**SHORT EXERCISE**. Report every line of the material below that contains the string "shape".

**GIVEN RECORDS**.
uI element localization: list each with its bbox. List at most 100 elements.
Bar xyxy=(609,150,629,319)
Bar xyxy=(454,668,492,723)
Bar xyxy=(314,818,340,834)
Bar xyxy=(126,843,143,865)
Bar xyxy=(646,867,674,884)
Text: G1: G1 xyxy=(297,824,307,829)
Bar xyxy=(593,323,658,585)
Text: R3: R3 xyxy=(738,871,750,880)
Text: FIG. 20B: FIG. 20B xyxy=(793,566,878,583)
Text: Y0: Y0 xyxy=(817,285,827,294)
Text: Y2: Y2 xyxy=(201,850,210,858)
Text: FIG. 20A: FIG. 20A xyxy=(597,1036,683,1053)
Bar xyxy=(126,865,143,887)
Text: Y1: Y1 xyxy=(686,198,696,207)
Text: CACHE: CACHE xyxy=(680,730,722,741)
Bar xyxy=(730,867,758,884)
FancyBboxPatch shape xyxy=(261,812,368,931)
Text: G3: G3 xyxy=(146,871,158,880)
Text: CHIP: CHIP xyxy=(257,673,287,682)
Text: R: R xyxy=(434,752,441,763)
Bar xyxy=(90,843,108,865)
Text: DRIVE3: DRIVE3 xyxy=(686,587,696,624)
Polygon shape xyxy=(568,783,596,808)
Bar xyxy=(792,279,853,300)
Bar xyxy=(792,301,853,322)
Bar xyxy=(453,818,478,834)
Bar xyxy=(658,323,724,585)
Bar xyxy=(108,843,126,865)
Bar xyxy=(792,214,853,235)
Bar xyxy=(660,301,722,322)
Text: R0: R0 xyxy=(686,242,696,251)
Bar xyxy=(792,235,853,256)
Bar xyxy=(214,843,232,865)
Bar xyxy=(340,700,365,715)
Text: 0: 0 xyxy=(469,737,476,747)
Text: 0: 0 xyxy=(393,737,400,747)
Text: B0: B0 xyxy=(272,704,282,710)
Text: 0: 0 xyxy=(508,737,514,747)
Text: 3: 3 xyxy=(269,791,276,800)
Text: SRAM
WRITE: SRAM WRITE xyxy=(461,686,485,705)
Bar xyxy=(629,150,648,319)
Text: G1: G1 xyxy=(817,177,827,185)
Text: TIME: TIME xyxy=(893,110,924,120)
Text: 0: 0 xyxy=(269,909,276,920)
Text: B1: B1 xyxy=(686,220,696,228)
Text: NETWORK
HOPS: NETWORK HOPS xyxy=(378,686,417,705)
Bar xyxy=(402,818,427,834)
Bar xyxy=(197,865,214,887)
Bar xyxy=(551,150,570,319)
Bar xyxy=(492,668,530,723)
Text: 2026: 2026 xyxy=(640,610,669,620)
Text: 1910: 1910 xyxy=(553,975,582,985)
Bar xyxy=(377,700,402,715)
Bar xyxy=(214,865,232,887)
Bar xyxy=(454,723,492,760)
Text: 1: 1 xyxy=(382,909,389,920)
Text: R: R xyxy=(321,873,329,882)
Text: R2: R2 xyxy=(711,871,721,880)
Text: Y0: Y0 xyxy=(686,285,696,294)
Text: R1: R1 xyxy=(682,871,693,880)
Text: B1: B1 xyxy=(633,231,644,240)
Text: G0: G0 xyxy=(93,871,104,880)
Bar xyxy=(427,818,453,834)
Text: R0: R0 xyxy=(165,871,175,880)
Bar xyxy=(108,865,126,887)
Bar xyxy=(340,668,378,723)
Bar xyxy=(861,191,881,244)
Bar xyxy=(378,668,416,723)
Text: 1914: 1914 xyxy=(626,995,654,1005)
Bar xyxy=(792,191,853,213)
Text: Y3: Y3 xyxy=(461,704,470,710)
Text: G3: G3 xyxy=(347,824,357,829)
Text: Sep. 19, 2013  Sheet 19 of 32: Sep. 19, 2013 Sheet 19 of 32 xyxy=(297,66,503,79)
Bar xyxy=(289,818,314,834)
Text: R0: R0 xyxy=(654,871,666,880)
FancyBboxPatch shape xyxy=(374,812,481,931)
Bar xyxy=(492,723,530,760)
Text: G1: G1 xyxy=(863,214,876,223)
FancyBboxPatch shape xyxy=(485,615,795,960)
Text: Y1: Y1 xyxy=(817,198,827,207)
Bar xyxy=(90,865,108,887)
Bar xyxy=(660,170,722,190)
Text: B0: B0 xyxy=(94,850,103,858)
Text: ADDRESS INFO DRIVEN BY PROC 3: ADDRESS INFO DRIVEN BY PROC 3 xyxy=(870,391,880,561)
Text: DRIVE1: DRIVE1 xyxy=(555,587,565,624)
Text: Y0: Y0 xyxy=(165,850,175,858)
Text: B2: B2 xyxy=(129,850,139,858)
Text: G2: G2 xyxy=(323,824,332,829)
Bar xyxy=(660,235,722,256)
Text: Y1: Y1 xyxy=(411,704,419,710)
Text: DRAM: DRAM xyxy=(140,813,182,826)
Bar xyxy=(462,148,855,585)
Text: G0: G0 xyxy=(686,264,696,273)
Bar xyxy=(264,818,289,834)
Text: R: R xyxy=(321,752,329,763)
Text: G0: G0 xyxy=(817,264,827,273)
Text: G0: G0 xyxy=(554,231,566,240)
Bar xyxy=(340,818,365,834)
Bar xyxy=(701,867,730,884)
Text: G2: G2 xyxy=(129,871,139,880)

**CORRECT OUTPUT**.
FancyBboxPatch shape xyxy=(261,812,368,931)
Polygon shape xyxy=(568,783,596,808)
FancyBboxPatch shape xyxy=(374,812,481,931)
FancyBboxPatch shape xyxy=(485,615,795,960)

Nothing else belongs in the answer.